• _Exercise aim_
Copy the listing below in full and skip every picture.

• _Dataset excerpts_
---*---

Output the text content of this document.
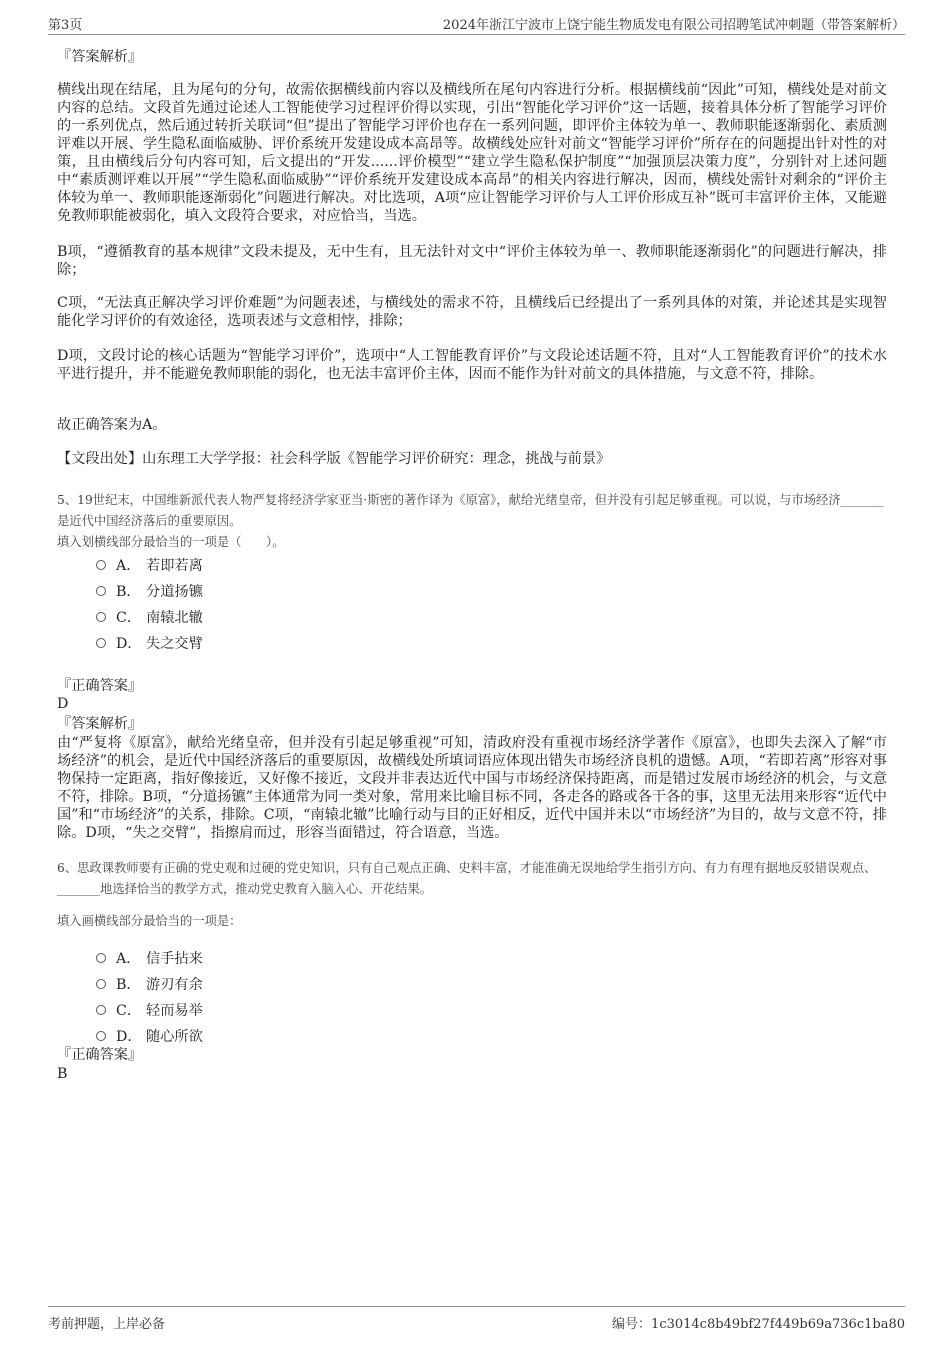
第3页	2024年浙江宁波市上饶宁能生物质发电有限公司招聘笔试冲刺题（带答案解析）
『答案解析』

横线出现在结尾，且为尾句的分句，故需依据横线前内容以及横线所在尾句内容进行分析。根据横线前“因此”可知，横线处是对前文内容的总结。文段首先通过论述人工智能使学习过程评价得以实现，引出“智能化学习评价”这一话题，接着具体分析了智能学习评价的一系列优点，然后通过转折关联词“但”提出了智能学习评价也存在一系列问题，即评价主体较为单一、教师职能逐渐弱化、素质测评难以开展、学生隐私面临威胁、评价系统开发建设成本高昂等。故横线处应针对前文“智能学习评价”所存在的问题提出针对性的对策，且由横线后分句内容可知，后文提出的“开发......评价模型”“建立学生隐私保护制度”“加强顶层决策力度”，分别针对上述问题中“素质测评难以开展”“学生隐私面临威胁”“评价系统开发建设成本高昂”的相关内容进行解决，因而，横线处需针对剩余的“评价主体较为单一、教师职能逐渐弱化”问题进行解决。对比选项，A项“应让智能学习评价与人工评价形成互补”既可丰富评价主体，又能避免教师职能被弱化，填入文段符合要求，对应恰当，当选。

B项，“遵循教育的基本规律”文段未提及，无中生有，且无法针对文中“评价主体较为单一、教师职能逐渐弱化”的问题进行解决，排除；

C项，“无法真正解决学习评价难题”为问题表述，与横线处的需求不符，且横线后已经提出了一系列具体的对策，并论述其是实现智能化学习评价的有效途径，选项表述与文意相悖，排除；

D项，文段讨论的核心话题为“智能学习评价”，选项中“人工智能教育评价”与文段论述话题不符，且对“人工智能教育评价”的技术水平进行提升，并不能避免教师职能的弱化，也无法丰富评价主体，因而不能作为针对前文的具体措施，与文意不符，排除。

故正确答案为A。

【文段出处】山东理工大学学报：社会科学版《智能学习评价研究：理念，挑战与前景》

5、19世纪末，中国维新派代表人物严复将经济学家亚当·斯密的著作译为《原富》，献给光绪皇帝，但并没有引起足够重视。可以说，与市场经济_______是近代中国经济落后的重要原因。

填入划横线部分最恰当的一项是（　　）。

A． 若即若离
B． 分道扬镳
C． 南辕北辙
D． 失之交臂
『正确答案』
D
『答案解析』

由“严复将《原富》，献给光绪皇帝，但并没有引起足够重视”可知，清政府没有重视市场经济学著作《原富》，也即失去深入了解“市场经济”的机会，是近代中国经济落后的重要原因，故横线处所填词语应体现出错失市场经济良机的遗憾。A项，“若即若离”形容对事物保持一定距离，指好像接近，又好像不接近，文段并非表达近代中国与市场经济保持距离，而是错过发展市场经济的机会，与文意不符，排除。B项，“分道扬镳”主体通常为同一类对象，常用来比喻目标不同，各走各的路或各干各的事，这里无法用来形容“近代中国”和“市场经济”的关系，排除。C项，“南辕北辙”比喻行动与目的正好相反，近代中国并未以“市场经济”为目的，故与文意不符，排除。D项，“失之交臂”，指擦肩而过，形容当面错过，符合语意，当选。

6、思政课教师要有正确的党史观和过硬的党史知识，只有自己观点正确、史料丰富，才能准确无误地给学生指引方向、有力有理有据地反驳错误观点、_______地选择恰当的教学方式，推动党史教育入脑入心、开花结果。

填入画横线部分最恰当的一项是：

A． 信手拈来
B． 游刃有余
C． 轻而易举
D． 随心所欲
『正确答案』
B
考前押题，上岸必备	编号：1c3014c8b49bf27f449b69a736c1ba80
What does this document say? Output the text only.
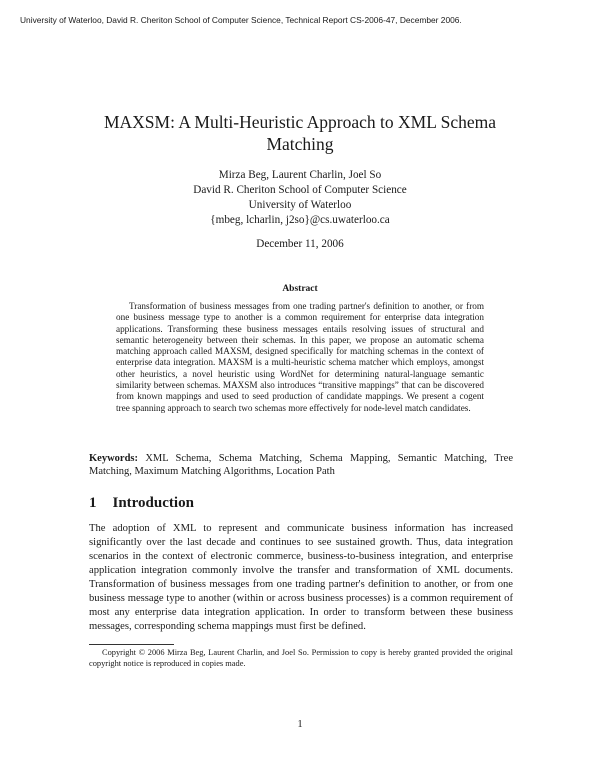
University of Waterloo, David R. Cheriton School of Computer Science, Technical Report CS-2006-47, December 2006.
MAXSM: A Multi-Heuristic Approach to XML Schema
Matching
Mirza Beg, Laurent Charlin, Joel So
David R. Cheriton School of Computer Science
University of Waterloo
{mbeg, lcharlin, j2so}@cs.uwaterloo.ca
December 11, 2006
Abstract
Transformation of business messages from one trading partner's definition to another, or from one business message type to another is a common requirement for enterprise data integration applications. Transforming these business messages entails resolving issues of structural and semantic heterogeneity between their schemas. In this paper, we propose an automatic schema matching approach called MAXSM, designed specifically for matching schemas in the context of enterprise data integration. MAXSM is a multi-heuristic schema matcher which employs, amongst other heuristics, a novel heuristic using WordNet for determining natural-language semantic similarity between schemas. MAXSM also introduces “transitive mappings” that can be discovered from known mappings and used to seed production of candidate mappings. We present a cogent tree spanning approach to search two schemas more effectively for node-level match candidates.
Keywords: XML Schema, Schema Matching, Schema Mapping, Semantic Matching, Tree Matching, Maximum Matching Algorithms, Location Path
1 Introduction
The adoption of XML to represent and communicate business information has increased significantly over the last decade and continues to see sustained growth. Thus, data integration scenarios in the context of electronic commerce, business-to-business integration, and enterprise application integration commonly involve the transfer and transformation of XML documents. Transformation of business messages from one trading partner's definition to another, or from one business message type to another (within or across business processes) is a common requirement of most any enterprise data integration application. In order to transform between these business messages, corresponding schema mappings must first be defined.
Copyright © 2006 Mirza Beg, Laurent Charlin, and Joel So. Permission to copy is hereby granted provided the original copyright notice is reproduced in copies made.
1
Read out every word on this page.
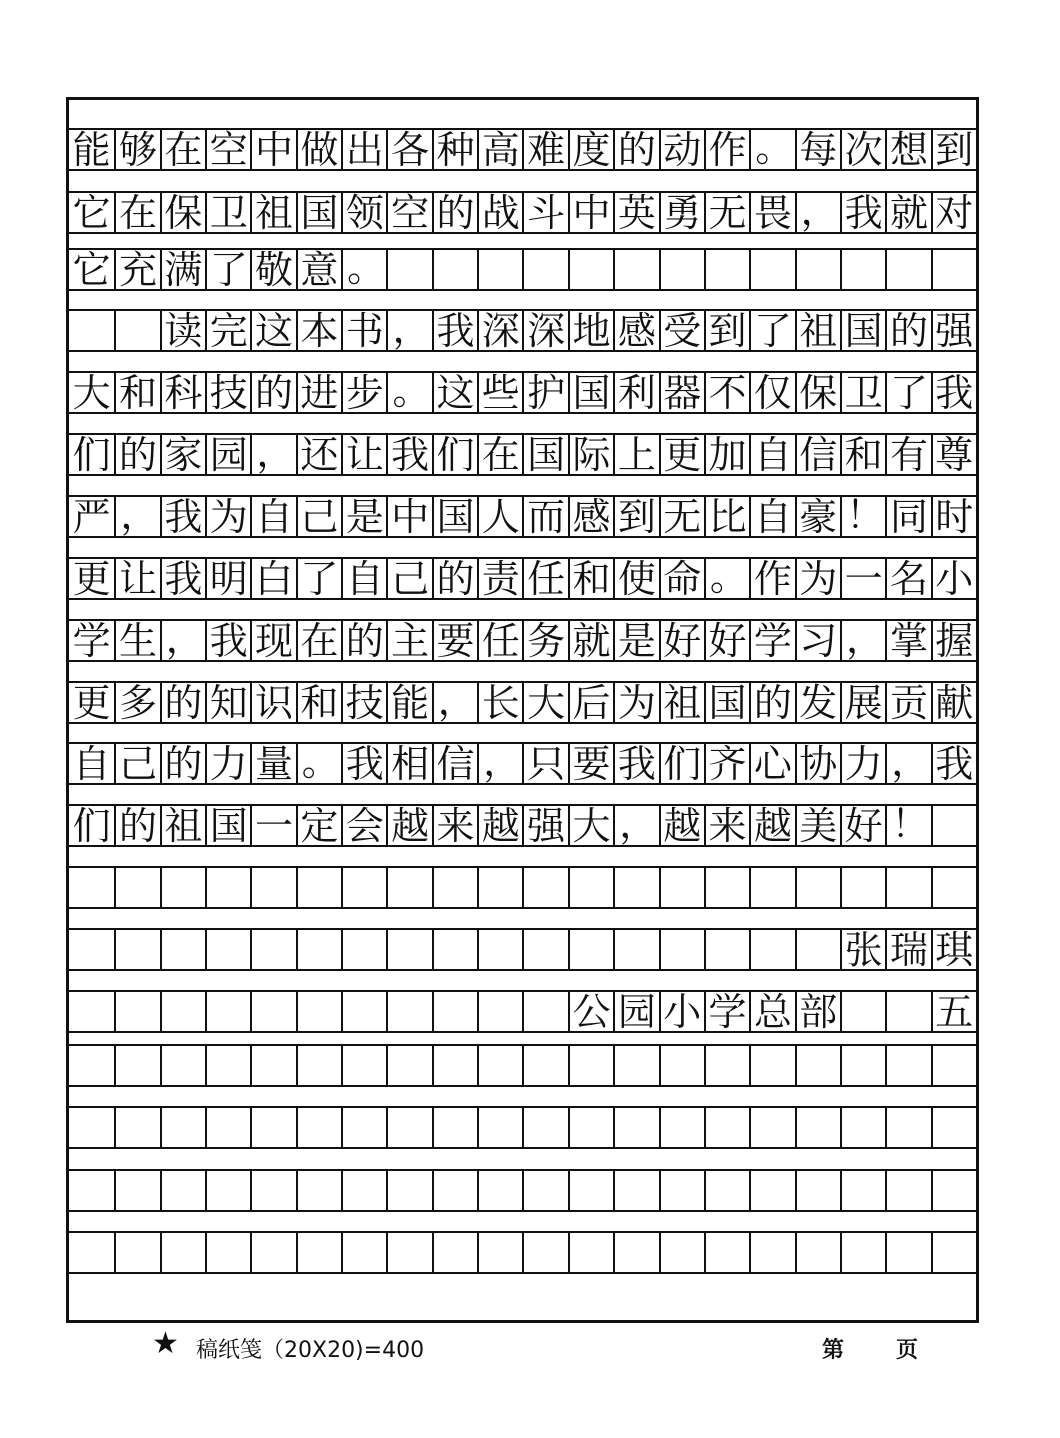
能 够 在 空 中 做 出 各 种 高 难 度 的 动 作 。 每 次 想 到
它 在 保 卫 祖 国 领 空 的 战 斗 中 英 勇 无 畏 ， 我 就 对
它 充 满 了 敬 意 。
读 完 这 本 书 ， 我 深 深 地 感 受 到 了 祖 国 的 强
大 和 科 技 的 进 步 。 这 些 护 国 利 器 不 仅 保 卫 了 我
们 的 家 园 ， 还 让 我 们 在 国 际 上 更 加 自 信 和 有 尊
严 ， 我 为 自 己 是 中 国 人 而 感 到 无 比 自 豪 ！ 同 时
更 让 我 明 白 了 自 己 的 责 任 和 使 命 。 作 为 一 名 小
学 生 ， 我 现 在 的 主 要 任 务 就 是 好 好 学 习 ， 掌 握
更 多 的 知 识 和 技 能 ， 长 大 后 为 祖 国 的 发 展 贡 献
自 己 的 力 量 。 我 相 信 ， 只 要 我 们 齐 心 协 力 ， 我
们 的 祖 国 一 定 会 越 来 越 强 大 ， 越 来 越 美 好 ！
张 瑞 琪
公 园 小 学 总 部	五
★ 稿纸笺（20X20)=400	第 页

---*---

• _Problem solution_
Output the text content of this document.
第3页	2024年浙江宁波市上饶宁能生物质发电有限公司招聘笔试冲刺题（带答案解析）
『答案解析』

横线出现在结尾，且为尾句的分句，故需依据横线前内容以及横线所在尾句内容进行分析。根据横线前“因此”可知，横线处是对前文内容的总结。文段首先通过论述人工智能使学习过程评价得以实现，引出“智能化学习评价”这一话题，接着具体分析了智能学习评价的一系列优点，然后通过转折关联词“但”提出了智能学习评价也存在一系列问题，即评价主体较为单一、教师职能逐渐弱化、素质测评难以开展、学生隐私面临威胁、评价系统开发建设成本高昂等。故横线处应针对前文“智能学习评价”所存在的问题提出针对性的对策，且由横线后分句内容可知，后文提出的“开发......评价模型”“建立学生隐私保护制度”“加强顶层决策力度”，分别针对上述问题中“素质测评难以开展”“学生隐私面临威胁”“评价系统开发建设成本高昂”的相关内容进行解决，因而，横线处需针对剩余的“评价主体较为单一、教师职能逐渐弱化”问题进行解决。对比选项，A项“应让智能学习评价与人工评价形成互补”既可丰富评价主体，又能避免教师职能被弱化，填入文段符合要求，对应恰当，当选。

B项，“遵循教育的基本规律”文段未提及，无中生有，且无法针对文中“评价主体较为单一、教师职能逐渐弱化”的问题进行解决，排除；

C项，“无法真正解决学习评价难题”为问题表述，与横线处的需求不符，且横线后已经提出了一系列具体的对策，并论述其是实现智能化学习评价的有效途径，选项表述与文意相悖，排除；

D项，文段讨论的核心话题为“智能学习评价”，选项中“人工智能教育评价”与文段论述话题不符，且对“人工智能教育评价”的技术水平进行提升，并不能避免教师职能的弱化，也无法丰富评价主体，因而不能作为针对前文的具体措施，与文意不符，排除。

故正确答案为A。

【文段出处】山东理工大学学报：社会科学版《智能学习评价研究：理念，挑战与前景》

5、19世纪末，中国维新派代表人物严复将经济学家亚当·斯密的著作译为《原富》，献给光绪皇帝，但并没有引起足够重视。可以说，与市场经济_______是近代中国经济落后的重要原因。

填入划横线部分最恰当的一项是（　　）。

A． 若即若离
B． 分道扬镳
C． 南辕北辙
D． 失之交臂
『正确答案』
D
『答案解析』

由“严复将《原富》，献给光绪皇帝，但并没有引起足够重视”可知，清政府没有重视市场经济学著作《原富》，也即失去深入了解“市场经济”的机会，是近代中国经济落后的重要原因，故横线处所填词语应体现出错失市场经济良机的遗憾。A项，“若即若离”形容对事物保持一定距离，指好像接近，又好像不接近，文段并非表达近代中国与市场经济保持距离，而是错过发展市场经济的机会，与文意不符，排除。B项，“分道扬镳”主体通常为同一类对象，常用来比喻目标不同，各走各的路或各干各的事，这里无法用来形容“近代中国”和“市场经济”的关系，排除。C项，“南辕北辙”比喻行动与目的正好相反，近代中国并未以“市场经济”为目的，故与文意不符，排除。D项，“失之交臂”，指擦肩而过，形容当面错过，符合语意，当选。

6、思政课教师要有正确的党史观和过硬的党史知识，只有自己观点正确、史料丰富，才能准确无误地给学生指引方向、有力有理有据地反驳错误观点、_______地选择恰当的教学方式，推动党史教育入脑入心、开花结果。

填入画横线部分最恰当的一项是：

A． 信手拈来
B． 游刃有余
C． 轻而易举
D． 随心所欲
『正确答案』
B
考前押题，上岸必备	编号：1c3014c8b49bf27f449b69a736c1ba80
What does this document say? Output the text only.
University of Waterloo, David R. Cheriton School of Computer Science, Technical Report CS-2006-47, December 2006.
MAXSM: A Multi-Heuristic Approach to XML Schema
Matching
Mirza Beg, Laurent Charlin, Joel So
David R. Cheriton School of Computer Science
University of Waterloo
{mbeg, lcharlin, j2so}@cs.uwaterloo.ca
December 11, 2006
Abstract
Transformation of business messages from one trading partner's definition to another, or from one business message type to another is a common requirement for enterprise data integration applications. Transforming these business messages entails resolving issues of structural and semantic heterogeneity between their schemas. In this paper, we propose an automatic schema matching approach called MAXSM, designed specifically for matching schemas in the context of enterprise data integration. MAXSM is a multi-heuristic schema matcher which employs, amongst other heuristics, a novel heuristic using WordNet for determining natural-language semantic similarity between schemas. MAXSM also introduces “transitive mappings” that can be discovered from known mappings and used to seed production of candidate mappings. We present a cogent tree spanning approach to search two schemas more effectively for node-level match candidates.
Keywords: XML Schema, Schema Matching, Schema Mapping, Semantic Matching, Tree Matching, Maximum Matching Algorithms, Location Path
1 Introduction
The adoption of XML to represent and communicate business information has increased significantly over the last decade and continues to see sustained growth. Thus, data integration scenarios in the context of electronic commerce, business-to-business integration, and enterprise application integration commonly involve the transfer and transformation of XML documents. Transformation of business messages from one trading partner's definition to another, or from one business message type to another (within or across business processes) is a common requirement of most any enterprise data integration application. In order to transform between these business messages, corresponding schema mappings must first be defined.
Copyright © 2006 Mirza Beg, Laurent Charlin, and Joel So. Permission to copy is hereby granted provided the original copyright notice is reproduced in copies made.
1
Read out every word on this page.
能 够 在 空 中 做 出 各 种 高 难 度 的 动 作 。 每 次 想 到
它 在 保 卫 祖 国 领 空 的 战 斗 中 英 勇 无 畏 ， 我 就 对
它 充 满 了 敬 意 。
读 完 这 本 书 ， 我 深 深 地 感 受 到 了 祖 国 的 强
大 和 科 技 的 进 步 。 这 些 护 国 利 器 不 仅 保 卫 了 我
们 的 家 园 ， 还 让 我 们 在 国 际 上 更 加 自 信 和 有 尊
严 ， 我 为 自 己 是 中 国 人 而 感 到 无 比 自 豪 ！ 同 时
更 让 我 明 白 了 自 己 的 责 任 和 使 命 。 作 为 一 名 小
学 生 ， 我 现 在 的 主 要 任 务 就 是 好 好 学 习 ， 掌 握
更 多 的 知 识 和 技 能 ， 长 大 后 为 祖 国 的 发 展 贡 献
自 己 的 力 量 。 我 相 信 ， 只 要 我 们 齐 心 协 力 ， 我
们 的 祖 国 一 定 会 越 来 越 强 大 ， 越 来 越 美 好 ！
张 瑞 琪
公 园 小 学 总 部	五
★ 稿纸笺（20X20)=400	第 页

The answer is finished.